▸ **WHAT THE TASK REQUIRES**: Reproduce the listing verbatim.
══════════════════════════════
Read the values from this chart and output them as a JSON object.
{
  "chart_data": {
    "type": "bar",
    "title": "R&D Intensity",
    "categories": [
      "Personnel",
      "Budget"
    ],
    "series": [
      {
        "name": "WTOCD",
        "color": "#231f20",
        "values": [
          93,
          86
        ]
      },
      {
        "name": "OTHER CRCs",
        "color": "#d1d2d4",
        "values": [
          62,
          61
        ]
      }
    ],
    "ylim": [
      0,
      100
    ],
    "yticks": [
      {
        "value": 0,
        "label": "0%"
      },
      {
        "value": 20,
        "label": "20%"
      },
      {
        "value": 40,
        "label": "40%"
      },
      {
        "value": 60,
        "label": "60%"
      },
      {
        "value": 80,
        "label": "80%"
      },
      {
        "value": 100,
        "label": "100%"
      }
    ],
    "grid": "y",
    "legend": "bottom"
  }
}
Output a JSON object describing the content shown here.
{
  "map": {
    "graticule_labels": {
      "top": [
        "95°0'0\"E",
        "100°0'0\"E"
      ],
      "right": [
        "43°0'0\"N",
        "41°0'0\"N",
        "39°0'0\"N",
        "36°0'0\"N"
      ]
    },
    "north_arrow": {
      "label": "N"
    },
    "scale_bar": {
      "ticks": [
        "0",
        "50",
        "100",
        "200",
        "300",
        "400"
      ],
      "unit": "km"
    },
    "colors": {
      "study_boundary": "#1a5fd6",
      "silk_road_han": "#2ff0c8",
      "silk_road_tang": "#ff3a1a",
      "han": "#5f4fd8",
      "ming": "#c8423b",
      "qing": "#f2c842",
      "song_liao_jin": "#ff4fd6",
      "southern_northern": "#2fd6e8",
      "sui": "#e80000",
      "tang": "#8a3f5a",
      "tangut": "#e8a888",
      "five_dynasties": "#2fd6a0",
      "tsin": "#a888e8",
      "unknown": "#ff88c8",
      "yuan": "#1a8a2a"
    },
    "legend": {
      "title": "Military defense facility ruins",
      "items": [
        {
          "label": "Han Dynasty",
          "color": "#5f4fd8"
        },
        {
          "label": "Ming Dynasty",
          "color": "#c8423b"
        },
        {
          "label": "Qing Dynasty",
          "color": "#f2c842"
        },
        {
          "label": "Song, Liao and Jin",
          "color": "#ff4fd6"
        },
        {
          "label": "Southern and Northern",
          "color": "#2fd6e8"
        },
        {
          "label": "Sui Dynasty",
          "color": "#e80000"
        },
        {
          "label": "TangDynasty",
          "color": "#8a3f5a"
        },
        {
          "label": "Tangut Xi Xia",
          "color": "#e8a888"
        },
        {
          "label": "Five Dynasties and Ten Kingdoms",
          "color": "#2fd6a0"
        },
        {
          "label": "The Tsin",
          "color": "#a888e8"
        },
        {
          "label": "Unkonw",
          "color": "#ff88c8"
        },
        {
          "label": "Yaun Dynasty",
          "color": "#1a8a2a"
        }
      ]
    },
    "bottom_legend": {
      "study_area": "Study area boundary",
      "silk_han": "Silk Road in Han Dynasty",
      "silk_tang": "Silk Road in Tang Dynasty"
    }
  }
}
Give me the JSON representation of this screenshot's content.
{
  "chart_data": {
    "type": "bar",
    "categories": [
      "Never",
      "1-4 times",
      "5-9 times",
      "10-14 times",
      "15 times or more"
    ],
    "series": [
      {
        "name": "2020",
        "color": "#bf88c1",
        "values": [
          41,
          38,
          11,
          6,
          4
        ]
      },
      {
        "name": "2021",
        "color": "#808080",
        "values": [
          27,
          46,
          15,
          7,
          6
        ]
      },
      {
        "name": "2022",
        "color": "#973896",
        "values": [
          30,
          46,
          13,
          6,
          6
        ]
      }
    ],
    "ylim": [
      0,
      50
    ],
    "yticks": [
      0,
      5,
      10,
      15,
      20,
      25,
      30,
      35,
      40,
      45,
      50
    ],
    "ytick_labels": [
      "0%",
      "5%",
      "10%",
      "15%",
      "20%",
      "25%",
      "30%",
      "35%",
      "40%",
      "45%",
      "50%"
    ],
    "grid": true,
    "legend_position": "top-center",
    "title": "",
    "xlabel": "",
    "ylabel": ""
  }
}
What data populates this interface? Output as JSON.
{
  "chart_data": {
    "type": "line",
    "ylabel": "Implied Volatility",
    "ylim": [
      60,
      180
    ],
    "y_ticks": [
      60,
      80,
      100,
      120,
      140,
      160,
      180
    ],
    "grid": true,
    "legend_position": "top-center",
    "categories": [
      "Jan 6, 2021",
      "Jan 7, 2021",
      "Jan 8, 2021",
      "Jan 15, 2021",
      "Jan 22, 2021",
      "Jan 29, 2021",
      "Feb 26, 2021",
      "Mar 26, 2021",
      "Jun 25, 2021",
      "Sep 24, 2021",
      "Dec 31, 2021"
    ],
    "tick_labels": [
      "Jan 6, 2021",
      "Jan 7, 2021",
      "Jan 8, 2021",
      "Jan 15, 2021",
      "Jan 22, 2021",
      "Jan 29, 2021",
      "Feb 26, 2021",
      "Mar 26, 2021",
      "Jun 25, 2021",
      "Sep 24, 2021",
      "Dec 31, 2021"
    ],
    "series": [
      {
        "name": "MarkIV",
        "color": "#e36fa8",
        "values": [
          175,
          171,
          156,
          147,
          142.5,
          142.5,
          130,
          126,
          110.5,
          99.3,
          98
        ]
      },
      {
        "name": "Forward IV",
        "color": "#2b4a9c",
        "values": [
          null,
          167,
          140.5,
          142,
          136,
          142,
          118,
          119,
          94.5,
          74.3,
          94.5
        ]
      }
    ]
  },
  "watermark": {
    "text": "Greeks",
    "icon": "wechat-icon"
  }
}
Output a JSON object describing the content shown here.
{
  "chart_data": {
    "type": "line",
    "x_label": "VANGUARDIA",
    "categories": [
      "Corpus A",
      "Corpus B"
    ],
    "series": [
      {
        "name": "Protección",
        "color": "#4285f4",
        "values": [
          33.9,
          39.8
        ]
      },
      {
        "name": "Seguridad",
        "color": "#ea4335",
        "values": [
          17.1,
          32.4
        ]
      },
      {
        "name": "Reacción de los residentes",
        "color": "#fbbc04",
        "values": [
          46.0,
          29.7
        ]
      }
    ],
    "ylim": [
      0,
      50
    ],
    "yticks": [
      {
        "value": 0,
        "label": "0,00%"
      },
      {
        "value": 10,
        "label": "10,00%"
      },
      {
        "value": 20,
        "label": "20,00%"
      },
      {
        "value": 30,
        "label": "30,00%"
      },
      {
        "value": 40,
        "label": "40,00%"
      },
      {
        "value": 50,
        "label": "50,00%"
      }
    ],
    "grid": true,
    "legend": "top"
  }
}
══════════════════════════════
▸ **PROBLEM SOLUTION**:
Read the values from this chart and output them as a JSON object.
{
  "chart_data": {
    "type": "bar",
    "title": "R&D Intensity",
    "categories": [
      "Personnel",
      "Budget"
    ],
    "series": [
      {
        "name": "WTOCD",
        "color": "#231f20",
        "values": [
          93,
          86
        ]
      },
      {
        "name": "OTHER CRCs",
        "color": "#d1d2d4",
        "values": [
          62,
          61
        ]
      }
    ],
    "ylim": [
      0,
      100
    ],
    "yticks": [
      {
        "value": 0,
        "label": "0%"
      },
      {
        "value": 20,
        "label": "20%"
      },
      {
        "value": 40,
        "label": "40%"
      },
      {
        "value": 60,
        "label": "60%"
      },
      {
        "value": 80,
        "label": "80%"
      },
      {
        "value": 100,
        "label": "100%"
      }
    ],
    "grid": "y",
    "legend": "bottom"
  }
}
Output a JSON object describing the content shown here.
{
  "map": {
    "graticule_labels": {
      "top": [
        "95°0'0\"E",
        "100°0'0\"E"
      ],
      "right": [
        "43°0'0\"N",
        "41°0'0\"N",
        "39°0'0\"N",
        "36°0'0\"N"
      ]
    },
    "north_arrow": {
      "label": "N"
    },
    "scale_bar": {
      "ticks": [
        "0",
        "50",
        "100",
        "200",
        "300",
        "400"
      ],
      "unit": "km"
    },
    "colors": {
      "study_boundary": "#1a5fd6",
      "silk_road_han": "#2ff0c8",
      "silk_road_tang": "#ff3a1a",
      "han": "#5f4fd8",
      "ming": "#c8423b",
      "qing": "#f2c842",
      "song_liao_jin": "#ff4fd6",
      "southern_northern": "#2fd6e8",
      "sui": "#e80000",
      "tang": "#8a3f5a",
      "tangut": "#e8a888",
      "five_dynasties": "#2fd6a0",
      "tsin": "#a888e8",
      "unknown": "#ff88c8",
      "yuan": "#1a8a2a"
    },
    "legend": {
      "title": "Military defense facility ruins",
      "items": [
        {
          "label": "Han Dynasty",
          "color": "#5f4fd8"
        },
        {
          "label": "Ming Dynasty",
          "color": "#c8423b"
        },
        {
          "label": "Qing Dynasty",
          "color": "#f2c842"
        },
        {
          "label": "Song, Liao and Jin",
          "color": "#ff4fd6"
        },
        {
          "label": "Southern and Northern",
          "color": "#2fd6e8"
        },
        {
          "label": "Sui Dynasty",
          "color": "#e80000"
        },
        {
          "label": "TangDynasty",
          "color": "#8a3f5a"
        },
        {
          "label": "Tangut Xi Xia",
          "color": "#e8a888"
        },
        {
          "label": "Five Dynasties and Ten Kingdoms",
          "color": "#2fd6a0"
        },
        {
          "label": "The Tsin",
          "color": "#a888e8"
        },
        {
          "label": "Unkonw",
          "color": "#ff88c8"
        },
        {
          "label": "Yaun Dynasty",
          "color": "#1a8a2a"
        }
      ]
    },
    "bottom_legend": {
      "study_area": "Study area boundary",
      "silk_han": "Silk Road in Han Dynasty",
      "silk_tang": "Silk Road in Tang Dynasty"
    }
  }
}
Give me the JSON representation of this screenshot's content.
{
  "chart_data": {
    "type": "bar",
    "categories": [
      "Never",
      "1-4 times",
      "5-9 times",
      "10-14 times",
      "15 times or more"
    ],
    "series": [
      {
        "name": "2020",
        "color": "#bf88c1",
        "values": [
          41,
          38,
          11,
          6,
          4
        ]
      },
      {
        "name": "2021",
        "color": "#808080",
        "values": [
          27,
          46,
          15,
          7,
          6
        ]
      },
      {
        "name": "2022",
        "color": "#973896",
        "values": [
          30,
          46,
          13,
          6,
          6
        ]
      }
    ],
    "ylim": [
      0,
      50
    ],
    "yticks": [
      0,
      5,
      10,
      15,
      20,
      25,
      30,
      35,
      40,
      45,
      50
    ],
    "ytick_labels": [
      "0%",
      "5%",
      "10%",
      "15%",
      "20%",
      "25%",
      "30%",
      "35%",
      "40%",
      "45%",
      "50%"
    ],
    "grid": true,
    "legend_position": "top-center",
    "title": "",
    "xlabel": "",
    "ylabel": ""
  }
}
What data populates this interface? Output as JSON.
{
  "chart_data": {
    "type": "line",
    "ylabel": "Implied Volatility",
    "ylim": [
      60,
      180
    ],
    "y_ticks": [
      60,
      80,
      100,
      120,
      140,
      160,
      180
    ],
    "grid": true,
    "legend_position": "top-center",
    "categories": [
      "Jan 6, 2021",
      "Jan 7, 2021",
      "Jan 8, 2021",
      "Jan 15, 2021",
      "Jan 22, 2021",
      "Jan 29, 2021",
      "Feb 26, 2021",
      "Mar 26, 2021",
      "Jun 25, 2021",
      "Sep 24, 2021",
      "Dec 31, 2021"
    ],
    "tick_labels": [
      "Jan 6, 2021",
      "Jan 7, 2021",
      "Jan 8, 2021",
      "Jan 15, 2021",
      "Jan 22, 2021",
      "Jan 29, 2021",
      "Feb 26, 2021",
      "Mar 26, 2021",
      "Jun 25, 2021",
      "Sep 24, 2021",
      "Dec 31, 2021"
    ],
    "series": [
      {
        "name": "MarkIV",
        "color": "#e36fa8",
        "values": [
          175,
          171,
          156,
          147,
          142.5,
          142.5,
          130,
          126,
          110.5,
          99.3,
          98
        ]
      },
      {
        "name": "Forward IV",
        "color": "#2b4a9c",
        "values": [
          null,
          167,
          140.5,
          142,
          136,
          142,
          118,
          119,
          94.5,
          74.3,
          94.5
        ]
      }
    ]
  },
  "watermark": {
    "text": "Greeks",
    "icon": "wechat-icon"
  }
}
Output a JSON object describing the content shown here.
{
  "chart_data": {
    "type": "line",
    "x_label": "VANGUARDIA",
    "categories": [
      "Corpus A",
      "Corpus B"
    ],
    "series": [
      {
        "name": "Protección",
        "color": "#4285f4",
        "values": [
          33.9,
          39.8
        ]
      },
      {
        "name": "Seguridad",
        "color": "#ea4335",
        "values": [
          17.1,
          32.4
        ]
      },
      {
        "name": "Reacción de los residentes",
        "color": "#fbbc04",
        "values": [
          46.0,
          29.7
        ]
      }
    ],
    "ylim": [
      0,
      50
    ],
    "yticks": [
      {
        "value": 0,
        "label": "0,00%"
      },
      {
        "value": 10,
        "label": "10,00%"
      },
      {
        "value": 20,
        "label": "20,00%"
      },
      {
        "value": 30,
        "label": "30,00%"
      },
      {
        "value": 40,
        "label": "40,00%"
      },
      {
        "value": 50,
        "label": "50,00%"
      }
    ],
    "grid": true,
    "legend": "top"
  }
}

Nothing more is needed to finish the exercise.